WHAT IS NEEDED:
Reply with one number: how many lines contain the word "text".

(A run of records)
======

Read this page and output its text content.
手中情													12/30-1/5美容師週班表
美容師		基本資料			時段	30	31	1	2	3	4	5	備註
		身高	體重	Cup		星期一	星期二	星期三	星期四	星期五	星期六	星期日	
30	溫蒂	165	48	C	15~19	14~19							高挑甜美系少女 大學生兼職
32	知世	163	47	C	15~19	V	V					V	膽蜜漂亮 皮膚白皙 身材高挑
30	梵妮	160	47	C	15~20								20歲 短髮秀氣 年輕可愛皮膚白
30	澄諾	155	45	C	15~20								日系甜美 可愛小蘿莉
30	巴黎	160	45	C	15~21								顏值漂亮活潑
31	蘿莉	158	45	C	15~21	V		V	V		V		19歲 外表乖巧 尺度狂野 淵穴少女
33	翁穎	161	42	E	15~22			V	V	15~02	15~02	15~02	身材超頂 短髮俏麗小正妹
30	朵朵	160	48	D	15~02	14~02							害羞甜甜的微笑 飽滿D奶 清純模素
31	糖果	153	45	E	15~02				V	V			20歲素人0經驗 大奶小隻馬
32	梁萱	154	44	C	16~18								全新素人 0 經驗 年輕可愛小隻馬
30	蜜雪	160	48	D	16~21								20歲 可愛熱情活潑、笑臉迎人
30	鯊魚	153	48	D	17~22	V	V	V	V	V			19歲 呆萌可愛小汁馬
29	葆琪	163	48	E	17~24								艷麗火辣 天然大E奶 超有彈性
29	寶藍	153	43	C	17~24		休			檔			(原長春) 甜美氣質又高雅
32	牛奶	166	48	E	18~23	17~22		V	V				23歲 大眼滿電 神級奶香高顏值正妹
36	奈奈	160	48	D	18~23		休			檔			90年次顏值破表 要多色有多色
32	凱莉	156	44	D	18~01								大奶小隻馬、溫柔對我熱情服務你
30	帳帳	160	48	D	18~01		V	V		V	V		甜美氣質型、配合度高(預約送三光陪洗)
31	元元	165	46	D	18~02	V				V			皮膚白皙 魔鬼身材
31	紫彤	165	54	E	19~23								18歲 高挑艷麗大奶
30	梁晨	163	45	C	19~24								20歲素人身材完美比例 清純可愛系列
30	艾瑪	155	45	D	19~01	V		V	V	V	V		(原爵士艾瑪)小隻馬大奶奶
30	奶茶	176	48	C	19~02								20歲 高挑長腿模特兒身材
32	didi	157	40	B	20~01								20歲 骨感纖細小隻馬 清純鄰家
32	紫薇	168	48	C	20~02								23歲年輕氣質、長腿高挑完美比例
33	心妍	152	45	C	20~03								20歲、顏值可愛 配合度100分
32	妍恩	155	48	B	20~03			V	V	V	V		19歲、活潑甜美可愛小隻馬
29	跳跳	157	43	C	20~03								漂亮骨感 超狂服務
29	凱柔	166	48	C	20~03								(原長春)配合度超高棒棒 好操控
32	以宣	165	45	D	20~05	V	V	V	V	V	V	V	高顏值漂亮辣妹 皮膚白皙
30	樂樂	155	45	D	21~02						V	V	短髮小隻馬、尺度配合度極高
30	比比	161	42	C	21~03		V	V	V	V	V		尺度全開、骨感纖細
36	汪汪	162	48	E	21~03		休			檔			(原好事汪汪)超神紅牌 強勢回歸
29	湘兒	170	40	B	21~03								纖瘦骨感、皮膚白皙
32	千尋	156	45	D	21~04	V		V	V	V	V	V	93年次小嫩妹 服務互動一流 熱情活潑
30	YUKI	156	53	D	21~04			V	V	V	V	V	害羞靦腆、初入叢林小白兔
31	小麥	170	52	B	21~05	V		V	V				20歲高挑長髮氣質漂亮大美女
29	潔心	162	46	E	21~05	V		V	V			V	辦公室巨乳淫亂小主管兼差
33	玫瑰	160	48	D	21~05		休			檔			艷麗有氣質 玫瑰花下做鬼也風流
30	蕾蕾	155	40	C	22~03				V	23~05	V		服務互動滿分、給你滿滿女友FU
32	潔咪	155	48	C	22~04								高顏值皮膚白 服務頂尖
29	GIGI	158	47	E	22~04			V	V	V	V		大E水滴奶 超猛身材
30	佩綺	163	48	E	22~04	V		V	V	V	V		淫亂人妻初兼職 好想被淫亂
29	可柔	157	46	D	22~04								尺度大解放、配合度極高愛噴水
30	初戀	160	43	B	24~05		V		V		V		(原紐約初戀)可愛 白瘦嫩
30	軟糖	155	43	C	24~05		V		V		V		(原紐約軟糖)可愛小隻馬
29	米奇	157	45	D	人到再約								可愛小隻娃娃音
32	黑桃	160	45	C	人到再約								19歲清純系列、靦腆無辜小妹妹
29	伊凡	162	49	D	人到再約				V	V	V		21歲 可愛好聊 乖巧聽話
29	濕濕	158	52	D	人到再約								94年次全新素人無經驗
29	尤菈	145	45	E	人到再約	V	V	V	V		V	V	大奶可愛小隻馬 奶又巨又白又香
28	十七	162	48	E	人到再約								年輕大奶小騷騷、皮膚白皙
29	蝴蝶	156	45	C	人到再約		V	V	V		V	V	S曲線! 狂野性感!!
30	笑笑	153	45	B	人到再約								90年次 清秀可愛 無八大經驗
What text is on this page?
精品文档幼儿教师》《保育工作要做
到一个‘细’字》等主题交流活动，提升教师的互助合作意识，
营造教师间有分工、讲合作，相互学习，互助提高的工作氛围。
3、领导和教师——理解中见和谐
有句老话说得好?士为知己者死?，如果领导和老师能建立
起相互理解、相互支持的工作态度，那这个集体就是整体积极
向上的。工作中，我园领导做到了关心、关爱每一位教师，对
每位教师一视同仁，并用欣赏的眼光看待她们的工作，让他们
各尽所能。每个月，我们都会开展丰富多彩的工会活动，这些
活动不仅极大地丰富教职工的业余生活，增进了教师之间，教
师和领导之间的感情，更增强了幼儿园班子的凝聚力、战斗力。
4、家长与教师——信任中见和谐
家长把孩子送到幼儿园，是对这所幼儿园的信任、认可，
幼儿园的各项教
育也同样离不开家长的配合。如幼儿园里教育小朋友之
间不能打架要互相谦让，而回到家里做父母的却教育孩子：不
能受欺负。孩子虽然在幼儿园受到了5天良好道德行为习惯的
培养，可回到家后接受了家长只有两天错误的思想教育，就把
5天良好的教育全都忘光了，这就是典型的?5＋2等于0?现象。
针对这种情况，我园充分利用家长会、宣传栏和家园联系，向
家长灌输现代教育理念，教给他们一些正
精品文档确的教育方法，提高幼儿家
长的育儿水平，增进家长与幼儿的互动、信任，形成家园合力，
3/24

======

THE COMPLETED TASK:
2